Exercise directions:
Copy out the entries exactly, from the first line to the last.

....

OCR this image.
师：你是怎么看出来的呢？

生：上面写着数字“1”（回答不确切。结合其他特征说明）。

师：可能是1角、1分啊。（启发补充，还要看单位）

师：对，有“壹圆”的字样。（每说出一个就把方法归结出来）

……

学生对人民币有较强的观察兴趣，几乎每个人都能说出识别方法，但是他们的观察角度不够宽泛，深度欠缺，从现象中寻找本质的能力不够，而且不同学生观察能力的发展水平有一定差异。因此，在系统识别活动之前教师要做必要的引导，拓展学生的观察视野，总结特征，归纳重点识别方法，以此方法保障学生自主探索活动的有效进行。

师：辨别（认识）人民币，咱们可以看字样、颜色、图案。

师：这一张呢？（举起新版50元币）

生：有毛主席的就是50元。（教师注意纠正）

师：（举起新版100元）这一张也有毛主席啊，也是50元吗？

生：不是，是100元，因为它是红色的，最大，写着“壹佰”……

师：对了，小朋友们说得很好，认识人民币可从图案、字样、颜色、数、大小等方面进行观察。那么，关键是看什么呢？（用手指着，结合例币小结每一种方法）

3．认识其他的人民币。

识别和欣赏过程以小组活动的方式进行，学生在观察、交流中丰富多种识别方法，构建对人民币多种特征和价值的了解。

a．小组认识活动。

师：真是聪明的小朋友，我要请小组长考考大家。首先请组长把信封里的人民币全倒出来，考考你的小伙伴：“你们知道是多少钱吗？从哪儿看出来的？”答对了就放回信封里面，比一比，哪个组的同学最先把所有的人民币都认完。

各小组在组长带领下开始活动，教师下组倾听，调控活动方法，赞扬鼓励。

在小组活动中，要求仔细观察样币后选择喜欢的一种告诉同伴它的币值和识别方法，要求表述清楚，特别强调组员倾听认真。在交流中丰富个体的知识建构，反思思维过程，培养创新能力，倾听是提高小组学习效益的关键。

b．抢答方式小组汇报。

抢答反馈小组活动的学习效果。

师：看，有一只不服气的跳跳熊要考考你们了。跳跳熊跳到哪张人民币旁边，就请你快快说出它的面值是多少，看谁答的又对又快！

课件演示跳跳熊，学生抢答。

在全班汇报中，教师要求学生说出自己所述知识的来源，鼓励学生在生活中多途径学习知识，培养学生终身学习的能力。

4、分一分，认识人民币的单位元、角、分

....

The answer:
OCR this image.
师：你是怎么看出来的呢？

生：上面写着数字“1”（回答不确切。结合其他特征说明）。

师：可能是1角、1分啊。（启发补充，还要看单位）

师：对，有“壹圆”的字样。（每说出一个就把方法归结出来）

……

学生对人民币有较强的观察兴趣，几乎每个人都能说出识别方法，但是他们的观察角度不够宽泛，深度欠缺，从现象中寻找本质的能力不够，而且不同学生观察能力的发展水平有一定差异。因此，在系统识别活动之前教师要做必要的引导，拓展学生的观察视野，总结特征，归纳重点识别方法，以此方法保障学生自主探索活动的有效进行。

师：辨别（认识）人民币，咱们可以看字样、颜色、图案。

师：这一张呢？（举起新版50元币）

生：有毛主席的就是50元。（教师注意纠正）

师：（举起新版100元）这一张也有毛主席啊，也是50元吗？

生：不是，是100元，因为它是红色的，最大，写着“壹佰”……

师：对了，小朋友们说得很好，认识人民币可从图案、字样、颜色、数、大小等方面进行观察。那么，关键是看什么呢？（用手指着，结合例币小结每一种方法）

3．认识其他的人民币。

识别和欣赏过程以小组活动的方式进行，学生在观察、交流中丰富多种识别方法，构建对人民币多种特征和价值的了解。

a．小组认识活动。

师：真是聪明的小朋友，我要请小组长考考大家。首先请组长把信封里的人民币全倒出来，考考你的小伙伴：“你们知道是多少钱吗？从哪儿看出来的？”答对了就放回信封里面，比一比，哪个组的同学最先把所有的人民币都认完。

各小组在组长带领下开始活动，教师下组倾听，调控活动方法，赞扬鼓励。

在小组活动中，要求仔细观察样币后选择喜欢的一种告诉同伴它的币值和识别方法，要求表述清楚，特别强调组员倾听认真。在交流中丰富个体的知识建构，反思思维过程，培养创新能力，倾听是提高小组学习效益的关键。

b．抢答方式小组汇报。

抢答反馈小组活动的学习效果。

师：看，有一只不服气的跳跳熊要考考你们了。跳跳熊跳到哪张人民币旁边，就请你快快说出它的面值是多少，看谁答的又对又快！

课件演示跳跳熊，学生抢答。

在全班汇报中，教师要求学生说出自己所述知识的来源，鼓励学生在生活中多途径学习知识，培养学生终身学习的能力。

4、分一分，认识人民币的单位元、角、分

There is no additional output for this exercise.